Figure dataset records:
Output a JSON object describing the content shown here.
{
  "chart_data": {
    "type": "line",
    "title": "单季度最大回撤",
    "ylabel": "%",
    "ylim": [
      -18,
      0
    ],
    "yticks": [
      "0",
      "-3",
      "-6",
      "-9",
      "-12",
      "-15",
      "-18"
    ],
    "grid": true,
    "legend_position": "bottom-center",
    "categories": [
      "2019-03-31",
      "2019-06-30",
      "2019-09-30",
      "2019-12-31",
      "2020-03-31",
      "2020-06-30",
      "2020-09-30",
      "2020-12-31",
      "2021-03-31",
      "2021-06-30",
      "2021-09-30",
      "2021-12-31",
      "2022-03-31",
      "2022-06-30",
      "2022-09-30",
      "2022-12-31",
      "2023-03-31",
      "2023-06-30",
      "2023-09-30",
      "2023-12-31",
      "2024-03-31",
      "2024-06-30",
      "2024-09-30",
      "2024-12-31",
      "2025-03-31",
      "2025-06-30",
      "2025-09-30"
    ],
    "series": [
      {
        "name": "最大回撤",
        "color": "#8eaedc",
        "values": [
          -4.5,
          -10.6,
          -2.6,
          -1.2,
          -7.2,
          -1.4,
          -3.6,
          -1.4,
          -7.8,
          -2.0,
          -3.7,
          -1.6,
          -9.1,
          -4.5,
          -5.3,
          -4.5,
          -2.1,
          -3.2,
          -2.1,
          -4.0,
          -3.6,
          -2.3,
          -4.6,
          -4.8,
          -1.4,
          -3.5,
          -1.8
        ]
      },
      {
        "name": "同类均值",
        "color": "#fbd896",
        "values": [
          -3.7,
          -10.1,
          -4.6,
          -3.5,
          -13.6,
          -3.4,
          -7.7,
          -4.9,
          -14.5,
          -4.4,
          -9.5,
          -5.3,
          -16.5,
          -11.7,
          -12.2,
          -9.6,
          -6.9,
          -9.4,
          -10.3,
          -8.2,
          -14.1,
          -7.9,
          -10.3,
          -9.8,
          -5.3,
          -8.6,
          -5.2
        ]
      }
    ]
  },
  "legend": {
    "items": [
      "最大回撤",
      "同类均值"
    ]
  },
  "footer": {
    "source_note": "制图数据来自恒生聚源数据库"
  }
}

# Problem details:
Copy out all the entries shown above, character for character.

# Response to this exercise:
Output a JSON object describing the content shown here.
{
  "chart_data": {
    "type": "line",
    "title": "单季度最大回撤",
    "ylabel": "%",
    "ylim": [
      -18,
      0
    ],
    "yticks": [
      "0",
      "-3",
      "-6",
      "-9",
      "-12",
      "-15",
      "-18"
    ],
    "grid": true,
    "legend_position": "bottom-center",
    "categories": [
      "2019-03-31",
      "2019-06-30",
      "2019-09-30",
      "2019-12-31",
      "2020-03-31",
      "2020-06-30",
      "2020-09-30",
      "2020-12-31",
      "2021-03-31",
      "2021-06-30",
      "2021-09-30",
      "2021-12-31",
      "2022-03-31",
      "2022-06-30",
      "2022-09-30",
      "2022-12-31",
      "2023-03-31",
      "2023-06-30",
      "2023-09-30",
      "2023-12-31",
      "2024-03-31",
      "2024-06-30",
      "2024-09-30",
      "2024-12-31",
      "2025-03-31",
      "2025-06-30",
      "2025-09-30"
    ],
    "series": [
      {
        "name": "最大回撤",
        "color": "#8eaedc",
        "values": [
          -4.5,
          -10.6,
          -2.6,
          -1.2,
          -7.2,
          -1.4,
          -3.6,
          -1.4,
          -7.8,
          -2.0,
          -3.7,
          -1.6,
          -9.1,
          -4.5,
          -5.3,
          -4.5,
          -2.1,
          -3.2,
          -2.1,
          -4.0,
          -3.6,
          -2.3,
          -4.6,
          -4.8,
          -1.4,
          -3.5,
          -1.8
        ]
      },
      {
        "name": "同类均值",
        "color": "#fbd896",
        "values": [
          -3.7,
          -10.1,
          -4.6,
          -3.5,
          -13.6,
          -3.4,
          -7.7,
          -4.9,
          -14.5,
          -4.4,
          -9.5,
          -5.3,
          -16.5,
          -11.7,
          -12.2,
          -9.6,
          -6.9,
          -9.4,
          -10.3,
          -8.2,
          -14.1,
          -7.9,
          -10.3,
          -9.8,
          -5.3,
          -8.6,
          -5.2
        ]
      }
    ]
  },
  "legend": {
    "items": [
      "最大回撤",
      "同类均值"
    ]
  },
  "footer": {
    "source_note": "制图数据来自恒生聚源数据库"
  }
}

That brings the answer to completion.